Requirements
Report how many lines below contain the word "value". Give only the number.

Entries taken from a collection
* * * * * * *

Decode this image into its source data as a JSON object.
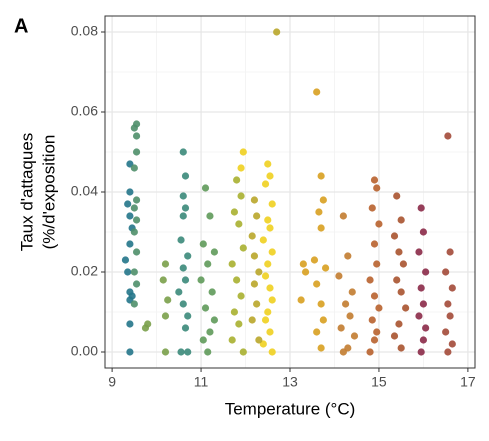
{
  "chart_data": {
    "type": "scatter",
    "panel_label": "A",
    "x_label": "Temperature (°C)",
    "y_label": [
      "Taux d'attaques",
      "(%/d'exposition"
    ],
    "xlim": [
      8.84,
      17.16
    ],
    "ylim": [
      -0.004,
      0.084
    ],
    "xticks": [
      9,
      11,
      13,
      15,
      17
    ],
    "yticks": [
      {
        "value": 0,
        "label": "0.00"
      },
      {
        "value": 0.02,
        "label": "0.02"
      },
      {
        "value": 0.04,
        "label": "0.04"
      },
      {
        "value": 0.06,
        "label": "0.06"
      },
      {
        "value": 0.08,
        "label": "0.08"
      }
    ],
    "x_minor_grid": [
      10,
      12,
      14,
      16
    ],
    "y_minor_grid": [
      0.01,
      0.03,
      0.05,
      0.07
    ],
    "grid": true,
    "series": [
      {
        "color": "#23768a",
        "x": [
          9.4,
          9.4,
          9.35,
          9.4,
          9.45,
          9.4,
          9.3,
          9.35,
          9.4,
          9.45,
          9.4,
          9.4,
          9.4
        ],
        "y": [
          0.047,
          0.04,
          0.037,
          0.034,
          0.031,
          0.027,
          0.023,
          0.02,
          0.015,
          0.014,
          0.013,
          0.007,
          0.0
        ]
      },
      {
        "color": "#4f8f6a",
        "x": [
          9.55,
          9.5,
          9.55,
          9.55,
          9.5,
          9.55,
          9.5,
          9.55,
          9.5,
          9.55,
          9.5,
          9.55,
          9.5
        ],
        "y": [
          0.057,
          0.056,
          0.054,
          0.05,
          0.046,
          0.038,
          0.036,
          0.033,
          0.03,
          0.025,
          0.02,
          0.017,
          0.012
        ]
      },
      {
        "color": "#3b8a7a",
        "x": [
          10.6,
          10.65,
          10.6,
          10.65,
          10.6,
          10.55,
          10.7,
          10.6,
          10.65,
          10.5,
          10.6,
          10.7,
          10.65,
          10.55,
          10.7
        ],
        "y": [
          0.05,
          0.044,
          0.039,
          0.036,
          0.034,
          0.028,
          0.024,
          0.021,
          0.018,
          0.015,
          0.012,
          0.009,
          0.006,
          0.0,
          0.0
        ]
      },
      {
        "color": "#7aa04a",
        "x": [
          10.2,
          10.15,
          10.25,
          10.2,
          10.2,
          9.8,
          9.75
        ],
        "y": [
          0.022,
          0.018,
          0.013,
          0.009,
          0.0,
          0.007,
          0.006
        ]
      },
      {
        "color": "#5f9a5a",
        "x": [
          11.1,
          11.2,
          11.05,
          11.3,
          11.15,
          11.0,
          11.25,
          11.1,
          11.3,
          11.2,
          11.05,
          11.15
        ],
        "y": [
          0.041,
          0.034,
          0.027,
          0.025,
          0.022,
          0.018,
          0.015,
          0.011,
          0.008,
          0.005,
          0.003,
          0.0
        ]
      },
      {
        "color": "#a8b030",
        "x": [
          11.8,
          11.9,
          11.75,
          11.85,
          11.95,
          11.7,
          11.8,
          11.9,
          11.75,
          11.85,
          11.7,
          11.95
        ],
        "y": [
          0.043,
          0.039,
          0.035,
          0.032,
          0.026,
          0.022,
          0.018,
          0.014,
          0.01,
          0.007,
          0.003,
          0.0
        ]
      },
      {
        "color": "#f0d020",
        "x": [
          11.95,
          11.9,
          12.5,
          12.55,
          12.45,
          12.6,
          12.5,
          12.55,
          12.4,
          12.6,
          12.5,
          12.45,
          12.55,
          12.6,
          12.5,
          12.45,
          12.55,
          12.4,
          12.6
        ],
        "y": [
          0.05,
          0.046,
          0.047,
          0.044,
          0.042,
          0.037,
          0.033,
          0.031,
          0.028,
          0.025,
          0.022,
          0.019,
          0.016,
          0.013,
          0.01,
          0.008,
          0.005,
          0.002,
          0.0
        ]
      },
      {
        "color": "#b9a62a",
        "x": [
          12.7,
          12.2,
          12.25,
          12.15,
          12.2,
          12.3,
          12.2,
          12.25,
          12.15,
          12.3
        ],
        "y": [
          0.08,
          0.038,
          0.034,
          0.029,
          0.024,
          0.02,
          0.017,
          0.012,
          0.008,
          0.003
        ]
      },
      {
        "color": "#d8a020",
        "x": [
          13.6,
          13.7,
          13.75,
          13.65,
          13.7,
          13.55,
          13.8,
          13.6,
          13.7,
          13.75,
          13.6,
          13.7,
          13.3,
          13.35,
          13.25
        ],
        "y": [
          0.065,
          0.044,
          0.038,
          0.035,
          0.031,
          0.023,
          0.021,
          0.017,
          0.012,
          0.008,
          0.005,
          0.001,
          0.022,
          0.02,
          0.013
        ]
      },
      {
        "color": "#c27c30",
        "x": [
          14.2,
          14.3,
          14.1,
          14.4,
          14.25,
          14.35,
          14.15,
          14.45,
          14.3,
          14.2
        ],
        "y": [
          0.034,
          0.024,
          0.019,
          0.015,
          0.012,
          0.009,
          0.006,
          0.004,
          0.001,
          0.0
        ]
      },
      {
        "color": "#b8622e",
        "x": [
          14.9,
          14.95,
          14.85,
          15.0,
          14.9,
          14.95,
          14.8,
          14.9,
          15.0,
          14.85,
          14.95,
          14.9,
          14.8
        ],
        "y": [
          0.043,
          0.041,
          0.036,
          0.032,
          0.027,
          0.022,
          0.018,
          0.014,
          0.011,
          0.008,
          0.005,
          0.003,
          0.0
        ]
      },
      {
        "color": "#a9532f",
        "x": [
          15.4,
          15.5,
          15.35,
          15.45,
          15.55,
          15.4,
          15.5,
          15.6,
          15.45,
          15.35,
          15.5
        ],
        "y": [
          0.039,
          0.033,
          0.029,
          0.025,
          0.022,
          0.018,
          0.015,
          0.011,
          0.007,
          0.004,
          0.001
        ]
      },
      {
        "color": "#8b2a48",
        "x": [
          15.95,
          16.0,
          15.9,
          16.05,
          15.95,
          16.0,
          15.9,
          16.05,
          16.0,
          15.95
        ],
        "y": [
          0.036,
          0.03,
          0.025,
          0.02,
          0.016,
          0.012,
          0.009,
          0.006,
          0.003,
          0.0
        ]
      },
      {
        "color": "#a34a38",
        "x": [
          16.55,
          16.6,
          16.5,
          16.65,
          16.55,
          16.6,
          16.5,
          16.65,
          16.55
        ],
        "y": [
          0.054,
          0.025,
          0.02,
          0.016,
          0.012,
          0.009,
          0.005,
          0.002,
          0.0
        ]
      }
    ]
  }
}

* * * * * * *

Written answer
5